PROBLEM:
Report every line below that holds the word "sabar".

RAW RECORDS:
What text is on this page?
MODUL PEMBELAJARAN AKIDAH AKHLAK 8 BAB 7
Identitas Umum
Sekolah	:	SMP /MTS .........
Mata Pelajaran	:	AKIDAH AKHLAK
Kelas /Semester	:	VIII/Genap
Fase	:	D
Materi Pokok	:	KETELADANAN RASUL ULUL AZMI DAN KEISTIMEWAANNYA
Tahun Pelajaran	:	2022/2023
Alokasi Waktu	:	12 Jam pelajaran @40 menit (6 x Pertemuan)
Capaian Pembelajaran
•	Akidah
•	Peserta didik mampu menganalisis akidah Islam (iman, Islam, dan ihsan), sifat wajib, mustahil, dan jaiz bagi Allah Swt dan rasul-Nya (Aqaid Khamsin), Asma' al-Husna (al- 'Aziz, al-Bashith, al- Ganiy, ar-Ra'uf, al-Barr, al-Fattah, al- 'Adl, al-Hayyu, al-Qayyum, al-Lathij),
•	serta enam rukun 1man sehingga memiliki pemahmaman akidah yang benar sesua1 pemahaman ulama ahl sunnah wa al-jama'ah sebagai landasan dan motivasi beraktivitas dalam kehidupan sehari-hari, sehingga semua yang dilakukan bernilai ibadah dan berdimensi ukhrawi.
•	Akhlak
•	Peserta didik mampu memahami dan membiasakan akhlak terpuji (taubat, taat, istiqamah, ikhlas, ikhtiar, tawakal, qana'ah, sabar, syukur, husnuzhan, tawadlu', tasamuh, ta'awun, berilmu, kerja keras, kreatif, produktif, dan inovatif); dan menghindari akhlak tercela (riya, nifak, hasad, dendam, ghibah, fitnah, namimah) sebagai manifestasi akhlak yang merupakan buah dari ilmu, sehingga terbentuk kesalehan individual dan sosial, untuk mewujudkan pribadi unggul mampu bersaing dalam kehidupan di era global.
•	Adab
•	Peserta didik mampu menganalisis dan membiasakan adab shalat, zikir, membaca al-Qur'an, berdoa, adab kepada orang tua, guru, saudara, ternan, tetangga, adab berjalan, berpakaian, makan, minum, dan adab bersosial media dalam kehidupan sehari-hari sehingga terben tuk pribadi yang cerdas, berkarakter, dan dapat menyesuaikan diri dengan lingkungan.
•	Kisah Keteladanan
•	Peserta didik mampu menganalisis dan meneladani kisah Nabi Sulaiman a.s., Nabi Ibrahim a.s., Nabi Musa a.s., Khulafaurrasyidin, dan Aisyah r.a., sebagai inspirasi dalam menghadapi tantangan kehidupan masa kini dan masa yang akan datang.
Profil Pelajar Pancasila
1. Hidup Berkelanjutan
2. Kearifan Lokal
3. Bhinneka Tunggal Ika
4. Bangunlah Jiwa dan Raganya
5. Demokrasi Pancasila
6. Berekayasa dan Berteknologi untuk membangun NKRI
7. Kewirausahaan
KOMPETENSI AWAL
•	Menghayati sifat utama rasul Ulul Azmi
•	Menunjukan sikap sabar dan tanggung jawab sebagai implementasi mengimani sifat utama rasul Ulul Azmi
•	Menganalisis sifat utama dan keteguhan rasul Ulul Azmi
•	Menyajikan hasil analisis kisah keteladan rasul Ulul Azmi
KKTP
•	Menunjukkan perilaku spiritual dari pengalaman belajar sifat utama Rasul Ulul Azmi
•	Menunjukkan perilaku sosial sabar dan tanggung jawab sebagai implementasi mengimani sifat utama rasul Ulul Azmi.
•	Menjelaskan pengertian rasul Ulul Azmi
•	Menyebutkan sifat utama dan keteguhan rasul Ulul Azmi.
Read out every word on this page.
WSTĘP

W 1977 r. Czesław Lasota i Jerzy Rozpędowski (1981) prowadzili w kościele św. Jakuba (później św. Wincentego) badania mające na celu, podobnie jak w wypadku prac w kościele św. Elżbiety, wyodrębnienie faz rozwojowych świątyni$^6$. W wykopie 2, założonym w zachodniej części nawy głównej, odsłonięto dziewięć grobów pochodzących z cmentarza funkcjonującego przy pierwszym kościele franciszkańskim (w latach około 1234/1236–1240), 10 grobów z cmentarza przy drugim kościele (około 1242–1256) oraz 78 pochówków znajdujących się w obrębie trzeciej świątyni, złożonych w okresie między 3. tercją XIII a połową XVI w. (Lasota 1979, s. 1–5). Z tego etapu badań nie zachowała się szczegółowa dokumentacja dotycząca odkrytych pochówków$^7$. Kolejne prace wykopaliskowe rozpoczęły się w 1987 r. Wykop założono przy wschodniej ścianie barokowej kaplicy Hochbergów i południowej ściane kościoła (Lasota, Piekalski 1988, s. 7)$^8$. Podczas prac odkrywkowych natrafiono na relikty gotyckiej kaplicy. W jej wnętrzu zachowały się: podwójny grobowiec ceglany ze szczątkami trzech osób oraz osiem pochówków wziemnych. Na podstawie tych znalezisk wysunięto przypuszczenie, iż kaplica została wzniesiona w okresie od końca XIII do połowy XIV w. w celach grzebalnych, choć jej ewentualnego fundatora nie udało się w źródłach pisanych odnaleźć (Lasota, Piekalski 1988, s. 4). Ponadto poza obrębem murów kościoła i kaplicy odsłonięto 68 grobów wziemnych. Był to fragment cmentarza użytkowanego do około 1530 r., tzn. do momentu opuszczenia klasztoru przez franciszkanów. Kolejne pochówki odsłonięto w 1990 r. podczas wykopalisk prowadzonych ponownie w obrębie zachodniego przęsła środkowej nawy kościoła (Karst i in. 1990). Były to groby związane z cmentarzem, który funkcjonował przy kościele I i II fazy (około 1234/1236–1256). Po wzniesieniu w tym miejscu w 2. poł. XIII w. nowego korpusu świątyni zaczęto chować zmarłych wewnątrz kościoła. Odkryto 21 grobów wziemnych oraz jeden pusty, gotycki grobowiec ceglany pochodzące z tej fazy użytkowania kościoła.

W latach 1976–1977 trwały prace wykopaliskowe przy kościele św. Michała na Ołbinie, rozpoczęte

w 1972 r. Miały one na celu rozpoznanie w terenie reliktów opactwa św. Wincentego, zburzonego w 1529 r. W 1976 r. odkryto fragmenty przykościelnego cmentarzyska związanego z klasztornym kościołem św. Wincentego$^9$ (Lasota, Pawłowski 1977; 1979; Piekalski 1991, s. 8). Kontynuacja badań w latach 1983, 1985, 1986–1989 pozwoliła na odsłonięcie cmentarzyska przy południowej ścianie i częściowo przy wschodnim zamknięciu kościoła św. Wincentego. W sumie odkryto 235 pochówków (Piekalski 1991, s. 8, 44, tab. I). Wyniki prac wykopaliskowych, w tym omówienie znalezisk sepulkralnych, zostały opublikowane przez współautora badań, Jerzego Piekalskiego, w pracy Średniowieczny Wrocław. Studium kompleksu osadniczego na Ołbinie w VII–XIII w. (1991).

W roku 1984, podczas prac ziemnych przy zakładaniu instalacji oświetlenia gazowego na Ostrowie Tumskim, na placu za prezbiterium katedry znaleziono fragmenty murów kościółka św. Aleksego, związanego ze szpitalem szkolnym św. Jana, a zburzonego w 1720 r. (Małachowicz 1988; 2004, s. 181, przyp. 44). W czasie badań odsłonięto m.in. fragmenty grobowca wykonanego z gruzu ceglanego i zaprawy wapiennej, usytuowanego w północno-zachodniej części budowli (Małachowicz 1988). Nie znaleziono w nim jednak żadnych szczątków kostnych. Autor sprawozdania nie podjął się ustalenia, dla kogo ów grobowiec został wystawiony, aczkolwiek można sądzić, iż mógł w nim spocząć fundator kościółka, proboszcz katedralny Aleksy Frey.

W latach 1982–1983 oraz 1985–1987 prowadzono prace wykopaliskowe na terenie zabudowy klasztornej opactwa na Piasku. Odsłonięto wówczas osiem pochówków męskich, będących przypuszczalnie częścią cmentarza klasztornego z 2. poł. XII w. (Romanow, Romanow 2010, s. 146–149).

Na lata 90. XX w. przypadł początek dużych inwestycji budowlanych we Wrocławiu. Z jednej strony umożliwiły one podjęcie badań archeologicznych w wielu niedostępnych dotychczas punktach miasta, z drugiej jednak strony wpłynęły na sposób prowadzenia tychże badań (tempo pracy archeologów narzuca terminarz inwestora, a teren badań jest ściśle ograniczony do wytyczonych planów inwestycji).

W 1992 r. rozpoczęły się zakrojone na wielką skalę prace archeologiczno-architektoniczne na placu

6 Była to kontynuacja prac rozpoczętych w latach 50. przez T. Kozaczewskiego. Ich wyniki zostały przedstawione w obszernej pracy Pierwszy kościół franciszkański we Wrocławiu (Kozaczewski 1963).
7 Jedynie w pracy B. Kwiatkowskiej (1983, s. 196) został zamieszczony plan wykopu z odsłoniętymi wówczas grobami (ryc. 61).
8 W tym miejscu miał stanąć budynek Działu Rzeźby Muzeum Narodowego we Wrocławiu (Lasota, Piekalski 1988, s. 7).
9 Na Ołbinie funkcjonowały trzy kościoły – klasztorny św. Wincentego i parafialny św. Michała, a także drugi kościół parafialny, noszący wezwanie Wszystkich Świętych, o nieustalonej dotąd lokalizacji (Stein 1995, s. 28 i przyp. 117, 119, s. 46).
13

FINISHED TASK:
•	Peserta didik mampu memahami dan membiasakan akhlak terpuji (taubat, taat, istiqamah, ikhlas, ikhtiar, tawakal, qana'ah, sabar, syukur, husnuzhan, tawadlu', tasamuh, ta'awun, berilmu, kerja keras, kreatif, produktif, dan inovatif); dan menghindari akhlak tercela (riya, nifak, hasad, dendam, ghibah, fitnah, namimah) sebagai manifestasi akhlak yang merupakan buah dari ilmu, sehingga terbentuk kesalehan individual dan sosial, untuk mewujudkan pribadi unggul mampu bersaing dalam kehidupan di era global.
•	Menunjukan sikap sabar dan tanggung jawab sebagai implementasi mengimani sifat utama rasul Ulul Azmi
•	Menunjukkan perilaku sosial sabar dan tanggung jawab sebagai implementasi mengimani sifat utama rasul Ulul Azmi.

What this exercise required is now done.